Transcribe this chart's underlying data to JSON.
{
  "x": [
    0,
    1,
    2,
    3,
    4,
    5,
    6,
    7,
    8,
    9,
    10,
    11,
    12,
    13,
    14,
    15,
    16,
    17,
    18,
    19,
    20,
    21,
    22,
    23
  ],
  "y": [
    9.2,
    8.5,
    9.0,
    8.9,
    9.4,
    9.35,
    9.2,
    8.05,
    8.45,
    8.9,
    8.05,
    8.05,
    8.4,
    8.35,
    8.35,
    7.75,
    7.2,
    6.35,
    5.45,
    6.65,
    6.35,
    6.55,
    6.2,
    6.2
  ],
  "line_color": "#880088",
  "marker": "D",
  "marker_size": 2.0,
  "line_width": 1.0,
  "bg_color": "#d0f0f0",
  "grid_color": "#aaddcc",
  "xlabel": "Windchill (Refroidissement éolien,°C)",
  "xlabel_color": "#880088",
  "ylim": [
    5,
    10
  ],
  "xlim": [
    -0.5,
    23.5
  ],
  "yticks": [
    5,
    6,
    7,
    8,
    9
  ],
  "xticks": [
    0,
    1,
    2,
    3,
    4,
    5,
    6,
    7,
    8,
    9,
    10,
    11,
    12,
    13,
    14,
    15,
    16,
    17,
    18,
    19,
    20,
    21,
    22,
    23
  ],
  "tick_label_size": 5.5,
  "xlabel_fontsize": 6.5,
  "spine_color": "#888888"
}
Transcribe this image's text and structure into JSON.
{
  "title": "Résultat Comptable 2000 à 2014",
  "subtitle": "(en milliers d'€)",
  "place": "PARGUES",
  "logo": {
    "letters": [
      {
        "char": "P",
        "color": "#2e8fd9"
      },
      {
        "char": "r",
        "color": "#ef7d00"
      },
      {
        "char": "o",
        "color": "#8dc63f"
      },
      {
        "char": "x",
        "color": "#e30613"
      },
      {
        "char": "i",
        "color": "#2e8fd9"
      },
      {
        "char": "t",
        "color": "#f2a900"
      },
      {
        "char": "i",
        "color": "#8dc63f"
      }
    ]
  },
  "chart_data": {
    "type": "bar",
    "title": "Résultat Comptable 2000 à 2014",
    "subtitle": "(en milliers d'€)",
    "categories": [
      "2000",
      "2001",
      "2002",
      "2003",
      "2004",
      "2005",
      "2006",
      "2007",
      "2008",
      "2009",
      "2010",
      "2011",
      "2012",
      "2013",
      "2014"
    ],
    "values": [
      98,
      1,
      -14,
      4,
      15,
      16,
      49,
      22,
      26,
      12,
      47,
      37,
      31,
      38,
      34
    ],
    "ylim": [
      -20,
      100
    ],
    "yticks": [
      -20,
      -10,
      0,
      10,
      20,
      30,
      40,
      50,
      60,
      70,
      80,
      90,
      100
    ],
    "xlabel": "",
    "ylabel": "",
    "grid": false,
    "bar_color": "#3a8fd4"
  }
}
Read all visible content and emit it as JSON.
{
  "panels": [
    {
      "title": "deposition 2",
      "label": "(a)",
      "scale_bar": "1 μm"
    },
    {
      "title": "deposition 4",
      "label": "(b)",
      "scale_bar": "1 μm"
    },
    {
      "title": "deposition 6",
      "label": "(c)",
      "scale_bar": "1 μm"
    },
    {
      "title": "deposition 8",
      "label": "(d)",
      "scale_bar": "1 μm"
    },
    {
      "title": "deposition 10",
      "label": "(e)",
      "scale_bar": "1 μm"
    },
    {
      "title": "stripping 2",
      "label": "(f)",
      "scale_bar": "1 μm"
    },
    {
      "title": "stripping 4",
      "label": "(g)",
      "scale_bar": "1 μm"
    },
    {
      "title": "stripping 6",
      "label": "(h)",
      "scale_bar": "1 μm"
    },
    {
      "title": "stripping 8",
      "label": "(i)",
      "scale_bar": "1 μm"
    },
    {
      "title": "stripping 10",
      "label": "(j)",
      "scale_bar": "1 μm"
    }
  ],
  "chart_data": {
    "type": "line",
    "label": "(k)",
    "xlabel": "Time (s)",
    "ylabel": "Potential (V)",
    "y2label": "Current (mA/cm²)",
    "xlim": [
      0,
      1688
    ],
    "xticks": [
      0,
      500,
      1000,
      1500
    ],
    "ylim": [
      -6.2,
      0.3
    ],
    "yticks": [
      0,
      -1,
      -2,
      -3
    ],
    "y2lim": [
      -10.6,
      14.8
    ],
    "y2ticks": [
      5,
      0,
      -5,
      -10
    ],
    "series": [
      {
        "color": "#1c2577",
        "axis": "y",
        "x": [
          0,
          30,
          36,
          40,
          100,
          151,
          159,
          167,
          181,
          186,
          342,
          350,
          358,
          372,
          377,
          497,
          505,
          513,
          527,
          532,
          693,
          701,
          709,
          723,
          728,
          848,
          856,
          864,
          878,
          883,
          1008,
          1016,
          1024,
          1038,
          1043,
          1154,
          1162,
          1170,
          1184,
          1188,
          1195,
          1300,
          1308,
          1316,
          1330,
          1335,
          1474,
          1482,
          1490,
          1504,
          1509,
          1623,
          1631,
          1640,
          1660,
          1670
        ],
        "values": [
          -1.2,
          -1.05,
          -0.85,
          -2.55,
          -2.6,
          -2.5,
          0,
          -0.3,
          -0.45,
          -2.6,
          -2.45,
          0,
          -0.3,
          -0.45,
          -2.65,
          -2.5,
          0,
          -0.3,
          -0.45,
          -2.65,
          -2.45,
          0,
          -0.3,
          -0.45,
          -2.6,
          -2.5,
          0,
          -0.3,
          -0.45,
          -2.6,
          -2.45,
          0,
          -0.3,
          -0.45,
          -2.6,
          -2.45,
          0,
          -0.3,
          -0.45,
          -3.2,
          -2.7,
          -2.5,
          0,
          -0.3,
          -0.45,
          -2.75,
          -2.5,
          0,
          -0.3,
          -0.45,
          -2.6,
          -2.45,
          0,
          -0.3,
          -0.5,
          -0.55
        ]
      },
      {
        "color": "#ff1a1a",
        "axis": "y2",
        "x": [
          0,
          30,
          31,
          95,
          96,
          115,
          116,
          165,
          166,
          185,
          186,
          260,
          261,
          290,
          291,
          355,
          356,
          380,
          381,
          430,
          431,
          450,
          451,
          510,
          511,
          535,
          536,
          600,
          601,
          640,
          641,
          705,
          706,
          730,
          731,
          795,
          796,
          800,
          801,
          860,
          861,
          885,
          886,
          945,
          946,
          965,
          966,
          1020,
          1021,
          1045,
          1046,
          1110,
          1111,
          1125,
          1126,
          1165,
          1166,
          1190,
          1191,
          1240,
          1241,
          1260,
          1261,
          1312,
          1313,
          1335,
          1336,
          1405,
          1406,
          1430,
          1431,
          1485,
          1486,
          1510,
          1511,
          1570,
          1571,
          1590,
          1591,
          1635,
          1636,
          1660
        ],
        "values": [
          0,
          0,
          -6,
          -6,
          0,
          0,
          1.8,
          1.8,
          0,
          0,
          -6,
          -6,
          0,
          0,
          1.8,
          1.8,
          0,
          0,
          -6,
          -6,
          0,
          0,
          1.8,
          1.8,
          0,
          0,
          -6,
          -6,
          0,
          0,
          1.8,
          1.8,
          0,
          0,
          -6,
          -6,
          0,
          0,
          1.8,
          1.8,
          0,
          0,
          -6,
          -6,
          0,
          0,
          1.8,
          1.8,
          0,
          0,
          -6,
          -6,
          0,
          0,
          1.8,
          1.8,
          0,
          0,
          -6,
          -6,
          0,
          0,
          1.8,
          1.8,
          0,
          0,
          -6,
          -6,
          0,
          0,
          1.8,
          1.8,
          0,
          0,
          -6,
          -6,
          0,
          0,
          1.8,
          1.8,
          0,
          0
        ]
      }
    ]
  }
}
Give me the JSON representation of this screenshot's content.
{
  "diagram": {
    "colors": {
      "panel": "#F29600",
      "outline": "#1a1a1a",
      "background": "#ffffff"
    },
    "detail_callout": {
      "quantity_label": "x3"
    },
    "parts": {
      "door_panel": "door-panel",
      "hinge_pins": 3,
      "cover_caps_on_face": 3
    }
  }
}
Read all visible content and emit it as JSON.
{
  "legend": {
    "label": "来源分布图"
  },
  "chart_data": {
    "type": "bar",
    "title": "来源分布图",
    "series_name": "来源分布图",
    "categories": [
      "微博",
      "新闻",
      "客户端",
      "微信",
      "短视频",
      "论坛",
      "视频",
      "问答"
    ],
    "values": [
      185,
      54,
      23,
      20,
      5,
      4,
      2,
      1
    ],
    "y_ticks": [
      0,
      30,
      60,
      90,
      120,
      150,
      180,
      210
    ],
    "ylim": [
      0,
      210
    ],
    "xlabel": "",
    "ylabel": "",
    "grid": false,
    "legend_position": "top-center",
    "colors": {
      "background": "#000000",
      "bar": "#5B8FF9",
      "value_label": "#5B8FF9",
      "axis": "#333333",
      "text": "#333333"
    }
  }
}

++++++++++++++++++++

Written exercise:
Find all lines with "JSON" in them and copy each one.

Correct output:
Transcribe this chart's underlying data to JSON.
Transcribe this image's text and structure into JSON.
Read all visible content and emit it as JSON.
Give me the JSON representation of this screenshot's content.
Read all visible content and emit it as JSON.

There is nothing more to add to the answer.